--- START ---
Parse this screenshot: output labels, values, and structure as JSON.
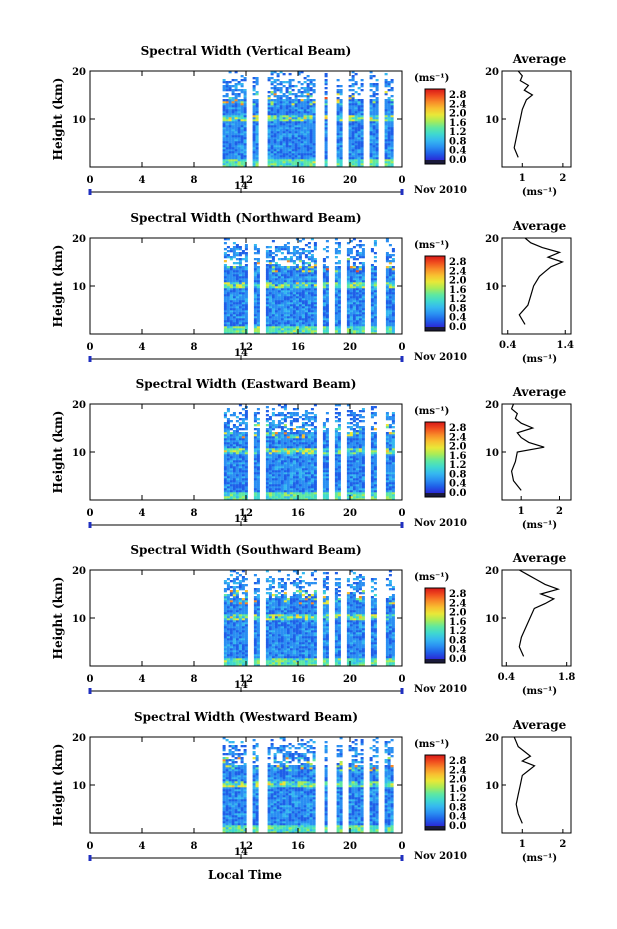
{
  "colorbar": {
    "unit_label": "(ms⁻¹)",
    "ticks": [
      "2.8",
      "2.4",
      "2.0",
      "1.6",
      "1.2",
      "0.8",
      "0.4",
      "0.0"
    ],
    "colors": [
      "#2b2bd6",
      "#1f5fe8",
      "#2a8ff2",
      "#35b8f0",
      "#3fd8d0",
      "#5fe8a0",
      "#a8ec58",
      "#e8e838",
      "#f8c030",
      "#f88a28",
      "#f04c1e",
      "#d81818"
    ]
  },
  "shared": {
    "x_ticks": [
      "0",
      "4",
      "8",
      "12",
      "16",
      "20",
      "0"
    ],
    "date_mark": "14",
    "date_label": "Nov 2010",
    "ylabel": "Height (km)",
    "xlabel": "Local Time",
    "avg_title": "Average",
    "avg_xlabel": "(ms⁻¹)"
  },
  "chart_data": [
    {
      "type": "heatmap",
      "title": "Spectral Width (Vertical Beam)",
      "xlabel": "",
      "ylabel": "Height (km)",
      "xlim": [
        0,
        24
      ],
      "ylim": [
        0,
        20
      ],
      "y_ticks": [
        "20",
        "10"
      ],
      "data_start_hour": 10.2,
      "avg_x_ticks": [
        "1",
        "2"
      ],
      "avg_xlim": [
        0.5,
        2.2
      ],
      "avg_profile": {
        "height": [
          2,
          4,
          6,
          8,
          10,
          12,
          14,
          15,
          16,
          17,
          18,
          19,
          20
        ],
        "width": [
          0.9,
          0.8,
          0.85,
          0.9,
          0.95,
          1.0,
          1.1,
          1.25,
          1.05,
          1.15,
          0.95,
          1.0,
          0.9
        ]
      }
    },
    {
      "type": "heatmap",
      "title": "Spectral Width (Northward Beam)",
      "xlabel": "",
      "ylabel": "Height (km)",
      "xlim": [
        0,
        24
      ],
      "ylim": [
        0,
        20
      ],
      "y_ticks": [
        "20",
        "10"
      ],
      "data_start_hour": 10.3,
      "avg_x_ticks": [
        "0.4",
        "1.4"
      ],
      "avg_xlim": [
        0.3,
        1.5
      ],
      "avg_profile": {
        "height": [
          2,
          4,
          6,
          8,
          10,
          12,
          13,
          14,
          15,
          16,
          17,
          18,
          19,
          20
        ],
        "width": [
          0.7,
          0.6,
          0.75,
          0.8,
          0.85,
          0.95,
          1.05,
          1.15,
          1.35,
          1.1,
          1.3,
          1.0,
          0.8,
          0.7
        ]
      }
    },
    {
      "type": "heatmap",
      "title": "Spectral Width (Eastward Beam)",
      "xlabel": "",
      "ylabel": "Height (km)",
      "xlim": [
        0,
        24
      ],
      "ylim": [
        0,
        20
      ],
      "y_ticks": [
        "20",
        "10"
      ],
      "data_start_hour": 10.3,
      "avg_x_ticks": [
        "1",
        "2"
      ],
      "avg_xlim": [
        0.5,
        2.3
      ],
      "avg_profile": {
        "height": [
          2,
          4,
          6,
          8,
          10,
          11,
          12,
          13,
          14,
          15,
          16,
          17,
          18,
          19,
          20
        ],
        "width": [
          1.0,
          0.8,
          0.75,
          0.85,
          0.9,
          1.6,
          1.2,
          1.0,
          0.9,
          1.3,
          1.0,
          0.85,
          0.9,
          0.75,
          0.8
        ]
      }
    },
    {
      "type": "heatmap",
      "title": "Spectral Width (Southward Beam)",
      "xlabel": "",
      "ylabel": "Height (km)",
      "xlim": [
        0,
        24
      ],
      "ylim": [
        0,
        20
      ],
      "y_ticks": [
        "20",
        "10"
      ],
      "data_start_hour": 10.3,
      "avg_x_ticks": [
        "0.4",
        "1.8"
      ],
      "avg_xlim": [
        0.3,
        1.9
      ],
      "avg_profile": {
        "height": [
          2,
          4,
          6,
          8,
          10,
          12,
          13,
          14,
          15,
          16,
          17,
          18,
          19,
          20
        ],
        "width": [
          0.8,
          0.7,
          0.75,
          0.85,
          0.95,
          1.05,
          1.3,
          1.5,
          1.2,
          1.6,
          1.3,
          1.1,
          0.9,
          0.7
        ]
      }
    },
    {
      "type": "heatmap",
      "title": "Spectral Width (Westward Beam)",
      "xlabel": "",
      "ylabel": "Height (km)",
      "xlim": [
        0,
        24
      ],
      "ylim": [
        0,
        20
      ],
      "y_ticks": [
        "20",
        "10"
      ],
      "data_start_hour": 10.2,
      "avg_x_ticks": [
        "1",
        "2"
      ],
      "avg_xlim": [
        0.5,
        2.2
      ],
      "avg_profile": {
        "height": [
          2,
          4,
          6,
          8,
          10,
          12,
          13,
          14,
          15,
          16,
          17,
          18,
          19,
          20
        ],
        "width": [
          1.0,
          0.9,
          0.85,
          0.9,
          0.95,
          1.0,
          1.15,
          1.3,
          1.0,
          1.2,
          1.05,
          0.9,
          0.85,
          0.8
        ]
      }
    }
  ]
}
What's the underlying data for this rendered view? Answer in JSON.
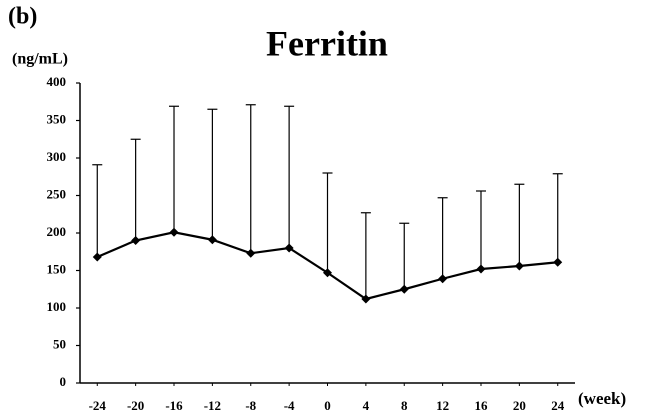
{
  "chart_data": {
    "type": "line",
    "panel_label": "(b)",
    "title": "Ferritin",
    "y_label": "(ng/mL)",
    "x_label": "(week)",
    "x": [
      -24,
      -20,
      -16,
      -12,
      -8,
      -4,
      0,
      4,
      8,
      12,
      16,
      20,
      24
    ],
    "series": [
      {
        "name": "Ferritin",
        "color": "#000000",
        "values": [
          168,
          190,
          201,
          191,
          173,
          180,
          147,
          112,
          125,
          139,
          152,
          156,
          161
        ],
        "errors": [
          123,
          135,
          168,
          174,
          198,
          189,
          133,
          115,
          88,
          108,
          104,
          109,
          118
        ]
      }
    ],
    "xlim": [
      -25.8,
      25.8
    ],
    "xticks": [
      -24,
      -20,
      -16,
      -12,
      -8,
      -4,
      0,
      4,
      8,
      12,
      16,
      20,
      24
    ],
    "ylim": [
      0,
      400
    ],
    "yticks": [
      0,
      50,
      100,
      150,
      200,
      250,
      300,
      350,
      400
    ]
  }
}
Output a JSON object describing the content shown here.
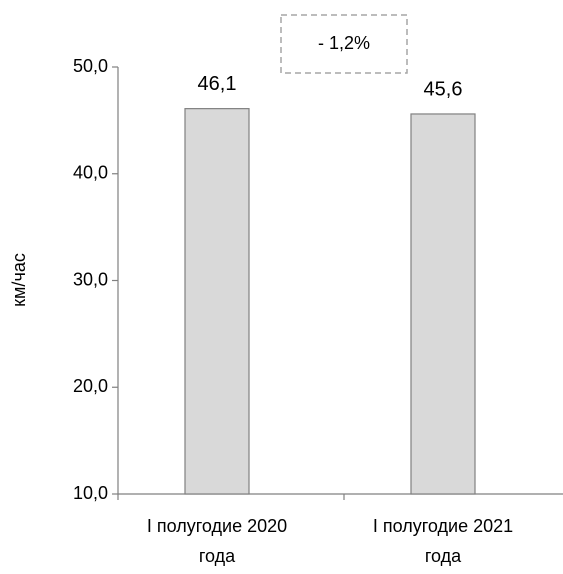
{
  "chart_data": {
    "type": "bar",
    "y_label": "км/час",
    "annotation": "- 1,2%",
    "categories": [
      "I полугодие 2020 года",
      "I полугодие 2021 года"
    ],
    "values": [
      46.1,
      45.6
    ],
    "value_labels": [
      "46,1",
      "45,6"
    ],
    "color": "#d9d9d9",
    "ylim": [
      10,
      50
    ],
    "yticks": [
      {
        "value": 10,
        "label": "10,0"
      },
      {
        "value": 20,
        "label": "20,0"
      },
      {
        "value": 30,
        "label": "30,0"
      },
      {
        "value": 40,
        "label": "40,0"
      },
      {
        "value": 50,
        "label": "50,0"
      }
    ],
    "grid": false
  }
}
--- END ---
Copy the records above exactly, omitting every picture.

Parse this screenshot: output labels, values, and structure as JSON.
{
  "colorbar": {
    "unit_label": "(ms⁻¹)",
    "ticks": [
      "2.8",
      "2.4",
      "2.0",
      "1.6",
      "1.2",
      "0.8",
      "0.4",
      "0.0"
    ],
    "colors": [
      "#2b2bd6",
      "#1f5fe8",
      "#2a8ff2",
      "#35b8f0",
      "#3fd8d0",
      "#5fe8a0",
      "#a8ec58",
      "#e8e838",
      "#f8c030",
      "#f88a28",
      "#f04c1e",
      "#d81818"
    ]
  },
  "shared": {
    "x_ticks": [
      "0",
      "4",
      "8",
      "12",
      "16",
      "20",
      "0"
    ],
    "date_mark": "14",
    "date_label": "Nov 2010",
    "ylabel": "Height (km)",
    "xlabel": "Local Time",
    "avg_title": "Average",
    "avg_xlabel": "(ms⁻¹)"
  },
  "chart_data": [
    {
      "type": "heatmap",
      "title": "Spectral Width (Vertical Beam)",
      "xlabel": "",
      "ylabel": "Height (km)",
      "xlim": [
        0,
        24
      ],
      "ylim": [
        0,
        20
      ],
      "y_ticks": [
        "20",
        "10"
      ],
      "data_start_hour": 10.2,
      "avg_x_ticks": [
        "1",
        "2"
      ],
      "avg_xlim": [
        0.5,
        2.2
      ],
      "avg_profile": {
        "height": [
          2,
          4,
          6,
          8,
          10,
          12,
          14,
          15,
          16,
          17,
          18,
          19,
          20
        ],
        "width": [
          0.9,
          0.8,
          0.85,
          0.9,
          0.95,
          1.0,
          1.1,
          1.25,
          1.05,
          1.15,
          0.95,
          1.0,
          0.9
        ]
      }
    },
    {
      "type": "heatmap",
      "title": "Spectral Width (Northward Beam)",
      "xlabel": "",
      "ylabel": "Height (km)",
      "xlim": [
        0,
        24
      ],
      "ylim": [
        0,
        20
      ],
      "y_ticks": [
        "20",
        "10"
      ],
      "data_start_hour": 10.3,
      "avg_x_ticks": [
        "0.4",
        "1.4"
      ],
      "avg_xlim": [
        0.3,
        1.5
      ],
      "avg_profile": {
        "height": [
          2,
          4,
          6,
          8,
          10,
          12,
          13,
          14,
          15,
          16,
          17,
          18,
          19,
          20
        ],
        "width": [
          0.7,
          0.6,
          0.75,
          0.8,
          0.85,
          0.95,
          1.05,
          1.15,
          1.35,
          1.1,
          1.3,
          1.0,
          0.8,
          0.7
        ]
      }
    },
    {
      "type": "heatmap",
      "title": "Spectral Width (Eastward Beam)",
      "xlabel": "",
      "ylabel": "Height (km)",
      "xlim": [
        0,
        24
      ],
      "ylim": [
        0,
        20
      ],
      "y_ticks": [
        "20",
        "10"
      ],
      "data_start_hour": 10.3,
      "avg_x_ticks": [
        "1",
        "2"
      ],
      "avg_xlim": [
        0.5,
        2.3
      ],
      "avg_profile": {
        "height": [
          2,
          4,
          6,
          8,
          10,
          11,
          12,
          13,
          14,
          15,
          16,
          17,
          18,
          19,
          20
        ],
        "width": [
          1.0,
          0.8,
          0.75,
          0.85,
          0.9,
          1.6,
          1.2,
          1.0,
          0.9,
          1.3,
          1.0,
          0.85,
          0.9,
          0.75,
          0.8
        ]
      }
    },
    {
      "type": "heatmap",
      "title": "Spectral Width (Southward Beam)",
      "xlabel": "",
      "ylabel": "Height (km)",
      "xlim": [
        0,
        24
      ],
      "ylim": [
        0,
        20
      ],
      "y_ticks": [
        "20",
        "10"
      ],
      "data_start_hour": 10.3,
      "avg_x_ticks": [
        "0.4",
        "1.8"
      ],
      "avg_xlim": [
        0.3,
        1.9
      ],
      "avg_profile": {
        "height": [
          2,
          4,
          6,
          8,
          10,
          12,
          13,
          14,
          15,
          16,
          17,
          18,
          19,
          20
        ],
        "width": [
          0.8,
          0.7,
          0.75,
          0.85,
          0.95,
          1.05,
          1.3,
          1.5,
          1.2,
          1.6,
          1.3,
          1.1,
          0.9,
          0.7
        ]
      }
    },
    {
      "type": "heatmap",
      "title": "Spectral Width (Westward Beam)",
      "xlabel": "",
      "ylabel": "Height (km)",
      "xlim": [
        0,
        24
      ],
      "ylim": [
        0,
        20
      ],
      "y_ticks": [
        "20",
        "10"
      ],
      "data_start_hour": 10.2,
      "avg_x_ticks": [
        "1",
        "2"
      ],
      "avg_xlim": [
        0.5,
        2.2
      ],
      "avg_profile": {
        "height": [
          2,
          4,
          6,
          8,
          10,
          12,
          13,
          14,
          15,
          16,
          17,
          18,
          19,
          20
        ],
        "width": [
          1.0,
          0.9,
          0.85,
          0.9,
          0.95,
          1.0,
          1.15,
          1.3,
          1.0,
          1.2,
          1.05,
          0.9,
          0.85,
          0.8
        ]
      }
    }
  ]
}
What's the underlying data for this rendered view? Answer in JSON.
{
  "chart_data": {
    "type": "line",
    "panel_label": "(b)",
    "title": "Ferritin",
    "y_label": "(ng/mL)",
    "x_label": "(week)",
    "x": [
      -24,
      -20,
      -16,
      -12,
      -8,
      -4,
      0,
      4,
      8,
      12,
      16,
      20,
      24
    ],
    "series": [
      {
        "name": "Ferritin",
        "color": "#000000",
        "values": [
          168,
          190,
          201,
          191,
          173,
          180,
          147,
          112,
          125,
          139,
          152,
          156,
          161
        ],
        "errors": [
          123,
          135,
          168,
          174,
          198,
          189,
          133,
          115,
          88,
          108,
          104,
          109,
          118
        ]
      }
    ],
    "xlim": [
      -25.8,
      25.8
    ],
    "xticks": [
      -24,
      -20,
      -16,
      -12,
      -8,
      -4,
      0,
      4,
      8,
      12,
      16,
      20,
      24
    ],
    "ylim": [
      0,
      400
    ],
    "yticks": [
      0,
      50,
      100,
      150,
      200,
      250,
      300,
      350,
      400
    ]
  }
}
Output a JSON object describing the content shown here.
{
  "chart_data": {
    "type": "bar",
    "y_label": "км/час",
    "annotation": "- 1,2%",
    "categories": [
      "I полугодие 2020 года",
      "I полугодие 2021 года"
    ],
    "values": [
      46.1,
      45.6
    ],
    "value_labels": [
      "46,1",
      "45,6"
    ],
    "color": "#d9d9d9",
    "ylim": [
      10,
      50
    ],
    "yticks": [
      {
        "value": 10,
        "label": "10,0"
      },
      {
        "value": 20,
        "label": "20,0"
      },
      {
        "value": 30,
        "label": "30,0"
      },
      {
        "value": 40,
        "label": "40,0"
      },
      {
        "value": 50,
        "label": "50,0"
      }
    ],
    "grid": false
  }
}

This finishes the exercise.